[Data entries for graphics]
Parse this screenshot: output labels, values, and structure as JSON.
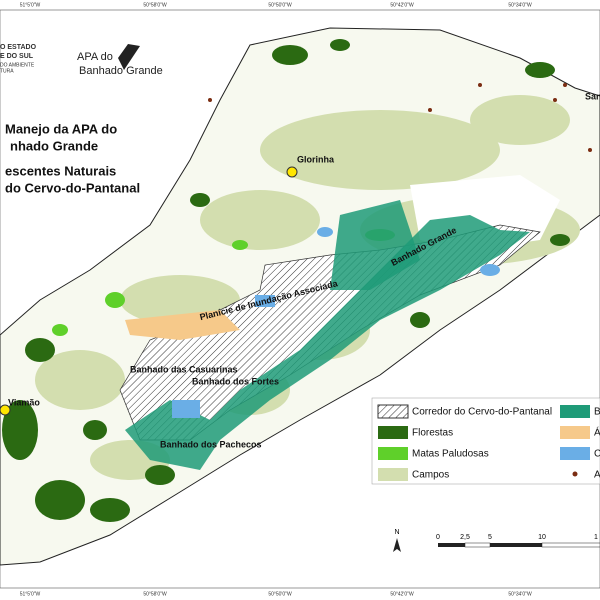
{
  "coordinates": [
    "51°5'0\"W",
    "50°58'0\"W",
    "50°50'0\"W",
    "50°42'0\"W",
    "50°34'0\"W"
  ],
  "header": {
    "agency_lines": [
      "O ESTADO",
      "E DO SUL",
      "DO AMBIENTE",
      "TURA"
    ],
    "logo_lines": [
      "APA do",
      "Banhado Grande"
    ]
  },
  "title_lines": [
    "Manejo da APA do",
    "nhado Grande",
    "escentes Naturais",
    "do Cervo-do-Pantanal"
  ],
  "places": [
    "Glorinha",
    "San",
    "Viamão",
    "Banhado Grande",
    "Planície de Inundação Associada",
    "Banhado das Casuarinas",
    "Banhado dos Fortes",
    "Banhado dos Pachecos"
  ],
  "legend": [
    {
      "label": "Corredor do Cervo-do-Pantanal",
      "color": "hatch"
    },
    {
      "label": "Florestas",
      "color": "#2b6a12"
    },
    {
      "label": "Matas Paludosas",
      "color": "#5fd02a"
    },
    {
      "label": "Campos",
      "color": "#d3deaf"
    },
    {
      "label": "Ba",
      "color": "#1f9b78"
    },
    {
      "label": "Á",
      "color": "#f6c98a"
    },
    {
      "label": "Co",
      "color": "#6aaee6"
    },
    {
      "label": "Af",
      "color": "#7b2d12"
    }
  ],
  "north": "N",
  "scale": [
    "0",
    "2,5",
    "5",
    "10",
    "1"
  ]
}
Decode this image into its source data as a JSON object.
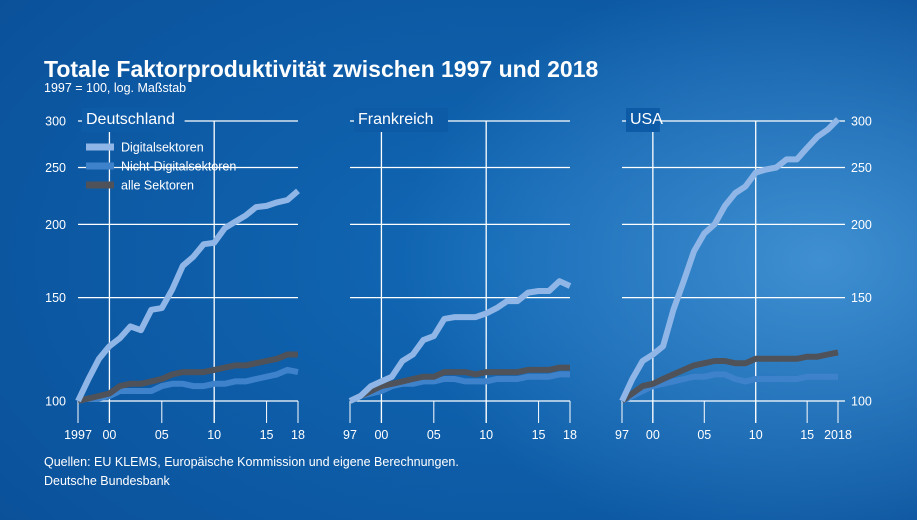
{
  "header": {
    "title": "Totale Faktorproduktivität zwischen 1997 und 2018",
    "subtitle": "1997 = 100, log. Maßstab"
  },
  "footer": {
    "source": "Quellen: EU KLEMS, Europäische Kommission und eigene Berechnungen.",
    "publisher": "Deutsche Bundesbank"
  },
  "colors": {
    "digital": "#8fb6e6",
    "non_digital": "#3f82cc",
    "all_sectors": "#4f5258",
    "grid": "#ffffff"
  },
  "chart_data": [
    {
      "type": "line",
      "title": "Deutschland",
      "y_scale": "log",
      "ylim": [
        100,
        300
      ],
      "y_ticks": [
        100,
        150,
        200,
        250,
        300
      ],
      "y_tick_side": "left",
      "x_ticks": [
        1997,
        2000,
        2005,
        2010,
        2015,
        2018
      ],
      "x_tick_labels": [
        "1997",
        "00",
        "05",
        "10",
        "15",
        "18"
      ],
      "x": [
        1997,
        1998,
        1999,
        2000,
        2001,
        2002,
        2003,
        2004,
        2005,
        2006,
        2007,
        2008,
        2009,
        2010,
        2011,
        2012,
        2013,
        2014,
        2015,
        2016,
        2017,
        2018
      ],
      "legend": "top-left",
      "series": [
        {
          "name": "Digitalsektoren",
          "key": "digital",
          "values": [
            100,
            109,
            118,
            124,
            128,
            134,
            132,
            143,
            144,
            155,
            170,
            176,
            185,
            186,
            197,
            202,
            207,
            214,
            215,
            218,
            220,
            228
          ]
        },
        {
          "name": "Nicht-Digitalsektoren",
          "key": "non_digital",
          "values": [
            100,
            101,
            101,
            102,
            104,
            104,
            104,
            104,
            106,
            107,
            107,
            106,
            106,
            107,
            107,
            108,
            108,
            109,
            110,
            111,
            113,
            112
          ]
        },
        {
          "name": "alle Sektoren",
          "key": "all_sectors",
          "values": [
            100,
            101,
            102,
            103,
            106,
            107,
            107,
            108,
            109,
            111,
            112,
            112,
            112,
            113,
            114,
            115,
            115,
            116,
            117,
            118,
            120,
            120
          ]
        }
      ]
    },
    {
      "type": "line",
      "title": "Frankreich",
      "y_scale": "log",
      "ylim": [
        100,
        300
      ],
      "y_ticks": [
        100,
        150,
        200,
        250,
        300
      ],
      "x_ticks": [
        1997,
        2000,
        2005,
        2010,
        2015,
        2018
      ],
      "x_tick_labels": [
        "97",
        "00",
        "05",
        "10",
        "15",
        "18"
      ],
      "x": [
        1997,
        1998,
        1999,
        2000,
        2001,
        2002,
        2003,
        2004,
        2005,
        2006,
        2007,
        2008,
        2009,
        2010,
        2011,
        2012,
        2013,
        2014,
        2015,
        2016,
        2017,
        2018
      ],
      "series": [
        {
          "name": "Digitalsektoren",
          "key": "digital",
          "values": [
            100,
            102,
            106,
            108,
            110,
            117,
            120,
            127,
            129,
            138,
            139,
            139,
            139,
            141,
            144,
            148,
            148,
            153,
            154,
            154,
            160,
            157
          ]
        },
        {
          "name": "Nicht-Digitalsektoren",
          "key": "non_digital",
          "values": [
            100,
            102,
            103,
            104,
            106,
            107,
            107,
            108,
            108,
            109,
            109,
            108,
            108,
            108,
            109,
            109,
            109,
            110,
            110,
            110,
            111,
            111
          ]
        },
        {
          "name": "alle Sektoren",
          "key": "all_sectors",
          "values": [
            100,
            102,
            104,
            106,
            107,
            108,
            109,
            110,
            110,
            112,
            112,
            112,
            111,
            112,
            112,
            112,
            112,
            113,
            113,
            113,
            114,
            114
          ]
        }
      ]
    },
    {
      "type": "line",
      "title": "USA",
      "y_scale": "log",
      "ylim": [
        100,
        300
      ],
      "y_ticks": [
        100,
        150,
        200,
        250,
        300
      ],
      "y_tick_side": "right",
      "x_ticks": [
        1997,
        2000,
        2005,
        2010,
        2015,
        2018
      ],
      "x_tick_labels": [
        "97",
        "00",
        "05",
        "10",
        "15",
        "2018"
      ],
      "x": [
        1997,
        1998,
        1999,
        2000,
        2001,
        2002,
        2003,
        2004,
        2005,
        2006,
        2007,
        2008,
        2009,
        2010,
        2011,
        2012,
        2013,
        2014,
        2015,
        2016,
        2017,
        2018
      ],
      "series": [
        {
          "name": "Digitalsektoren",
          "key": "digital",
          "values": [
            100,
            109,
            117,
            120,
            124,
            143,
            160,
            180,
            193,
            200,
            215,
            226,
            232,
            245,
            248,
            250,
            258,
            258,
            270,
            282,
            290,
            302
          ]
        },
        {
          "name": "Nicht-Digitalsektoren",
          "key": "non_digital",
          "values": [
            100,
            102,
            104,
            106,
            107,
            108,
            109,
            110,
            110,
            111,
            111,
            109,
            108,
            109,
            109,
            109,
            109,
            109,
            110,
            110,
            110,
            110
          ]
        },
        {
          "name": "alle Sektoren",
          "key": "all_sectors",
          "values": [
            100,
            103,
            106,
            107,
            109,
            111,
            113,
            115,
            116,
            117,
            117,
            116,
            116,
            118,
            118,
            118,
            118,
            118,
            119,
            119,
            120,
            121
          ]
        }
      ]
    }
  ]
}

Goal:
Retype each record exactly as it stands, but do not include the pictures.

Result of this exercise:
Parse this screenshot: output labels, values, and structure as JSON.
{
  "coordinates": [
    "51°5'0\"W",
    "50°58'0\"W",
    "50°50'0\"W",
    "50°42'0\"W",
    "50°34'0\"W"
  ],
  "header": {
    "agency_lines": [
      "O ESTADO",
      "E DO SUL",
      "DO AMBIENTE",
      "TURA"
    ],
    "logo_lines": [
      "APA do",
      "Banhado Grande"
    ]
  },
  "title_lines": [
    "Manejo da APA do",
    "nhado Grande",
    "escentes Naturais",
    "do Cervo-do-Pantanal"
  ],
  "places": [
    "Glorinha",
    "San",
    "Viamão",
    "Banhado Grande",
    "Planície de Inundação Associada",
    "Banhado das Casuarinas",
    "Banhado dos Fortes",
    "Banhado dos Pachecos"
  ],
  "legend": [
    {
      "label": "Corredor do Cervo-do-Pantanal",
      "color": "hatch"
    },
    {
      "label": "Florestas",
      "color": "#2b6a12"
    },
    {
      "label": "Matas Paludosas",
      "color": "#5fd02a"
    },
    {
      "label": "Campos",
      "color": "#d3deaf"
    },
    {
      "label": "Ba",
      "color": "#1f9b78"
    },
    {
      "label": "Á",
      "color": "#f6c98a"
    },
    {
      "label": "Co",
      "color": "#6aaee6"
    },
    {
      "label": "Af",
      "color": "#7b2d12"
    }
  ],
  "north": "N",
  "scale": [
    "0",
    "2,5",
    "5",
    "10",
    "1"
  ]
}
Decode this image into its source data as a JSON object.
{
  "header": {
    "title": "Totale Faktorproduktivität zwischen 1997 und 2018",
    "subtitle": "1997 = 100, log. Maßstab"
  },
  "footer": {
    "source": "Quellen: EU KLEMS, Europäische Kommission und eigene Berechnungen.",
    "publisher": "Deutsche Bundesbank"
  },
  "colors": {
    "digital": "#8fb6e6",
    "non_digital": "#3f82cc",
    "all_sectors": "#4f5258",
    "grid": "#ffffff"
  },
  "chart_data": [
    {
      "type": "line",
      "title": "Deutschland",
      "y_scale": "log",
      "ylim": [
        100,
        300
      ],
      "y_ticks": [
        100,
        150,
        200,
        250,
        300
      ],
      "y_tick_side": "left",
      "x_ticks": [
        1997,
        2000,
        2005,
        2010,
        2015,
        2018
      ],
      "x_tick_labels": [
        "1997",
        "00",
        "05",
        "10",
        "15",
        "18"
      ],
      "x": [
        1997,
        1998,
        1999,
        2000,
        2001,
        2002,
        2003,
        2004,
        2005,
        2006,
        2007,
        2008,
        2009,
        2010,
        2011,
        2012,
        2013,
        2014,
        2015,
        2016,
        2017,
        2018
      ],
      "legend": "top-left",
      "series": [
        {
          "name": "Digitalsektoren",
          "key": "digital",
          "values": [
            100,
            109,
            118,
            124,
            128,
            134,
            132,
            143,
            144,
            155,
            170,
            176,
            185,
            186,
            197,
            202,
            207,
            214,
            215,
            218,
            220,
            228
          ]
        },
        {
          "name": "Nicht-Digitalsektoren",
          "key": "non_digital",
          "values": [
            100,
            101,
            101,
            102,
            104,
            104,
            104,
            104,
            106,
            107,
            107,
            106,
            106,
            107,
            107,
            108,
            108,
            109,
            110,
            111,
            113,
            112
          ]
        },
        {
          "name": "alle Sektoren",
          "key": "all_sectors",
          "values": [
            100,
            101,
            102,
            103,
            106,
            107,
            107,
            108,
            109,
            111,
            112,
            112,
            112,
            113,
            114,
            115,
            115,
            116,
            117,
            118,
            120,
            120
          ]
        }
      ]
    },
    {
      "type": "line",
      "title": "Frankreich",
      "y_scale": "log",
      "ylim": [
        100,
        300
      ],
      "y_ticks": [
        100,
        150,
        200,
        250,
        300
      ],
      "x_ticks": [
        1997,
        2000,
        2005,
        2010,
        2015,
        2018
      ],
      "x_tick_labels": [
        "97",
        "00",
        "05",
        "10",
        "15",
        "18"
      ],
      "x": [
        1997,
        1998,
        1999,
        2000,
        2001,
        2002,
        2003,
        2004,
        2005,
        2006,
        2007,
        2008,
        2009,
        2010,
        2011,
        2012,
        2013,
        2014,
        2015,
        2016,
        2017,
        2018
      ],
      "series": [
        {
          "name": "Digitalsektoren",
          "key": "digital",
          "values": [
            100,
            102,
            106,
            108,
            110,
            117,
            120,
            127,
            129,
            138,
            139,
            139,
            139,
            141,
            144,
            148,
            148,
            153,
            154,
            154,
            160,
            157
          ]
        },
        {
          "name": "Nicht-Digitalsektoren",
          "key": "non_digital",
          "values": [
            100,
            102,
            103,
            104,
            106,
            107,
            107,
            108,
            108,
            109,
            109,
            108,
            108,
            108,
            109,
            109,
            109,
            110,
            110,
            110,
            111,
            111
          ]
        },
        {
          "name": "alle Sektoren",
          "key": "all_sectors",
          "values": [
            100,
            102,
            104,
            106,
            107,
            108,
            109,
            110,
            110,
            112,
            112,
            112,
            111,
            112,
            112,
            112,
            112,
            113,
            113,
            113,
            114,
            114
          ]
        }
      ]
    },
    {
      "type": "line",
      "title": "USA",
      "y_scale": "log",
      "ylim": [
        100,
        300
      ],
      "y_ticks": [
        100,
        150,
        200,
        250,
        300
      ],
      "y_tick_side": "right",
      "x_ticks": [
        1997,
        2000,
        2005,
        2010,
        2015,
        2018
      ],
      "x_tick_labels": [
        "97",
        "00",
        "05",
        "10",
        "15",
        "2018"
      ],
      "x": [
        1997,
        1998,
        1999,
        2000,
        2001,
        2002,
        2003,
        2004,
        2005,
        2006,
        2007,
        2008,
        2009,
        2010,
        2011,
        2012,
        2013,
        2014,
        2015,
        2016,
        2017,
        2018
      ],
      "series": [
        {
          "name": "Digitalsektoren",
          "key": "digital",
          "values": [
            100,
            109,
            117,
            120,
            124,
            143,
            160,
            180,
            193,
            200,
            215,
            226,
            232,
            245,
            248,
            250,
            258,
            258,
            270,
            282,
            290,
            302
          ]
        },
        {
          "name": "Nicht-Digitalsektoren",
          "key": "non_digital",
          "values": [
            100,
            102,
            104,
            106,
            107,
            108,
            109,
            110,
            110,
            111,
            111,
            109,
            108,
            109,
            109,
            109,
            109,
            109,
            110,
            110,
            110,
            110
          ]
        },
        {
          "name": "alle Sektoren",
          "key": "all_sectors",
          "values": [
            100,
            103,
            106,
            107,
            109,
            111,
            113,
            115,
            116,
            117,
            117,
            116,
            116,
            118,
            118,
            118,
            118,
            118,
            119,
            119,
            120,
            121
          ]
        }
      ]
    }
  ]
}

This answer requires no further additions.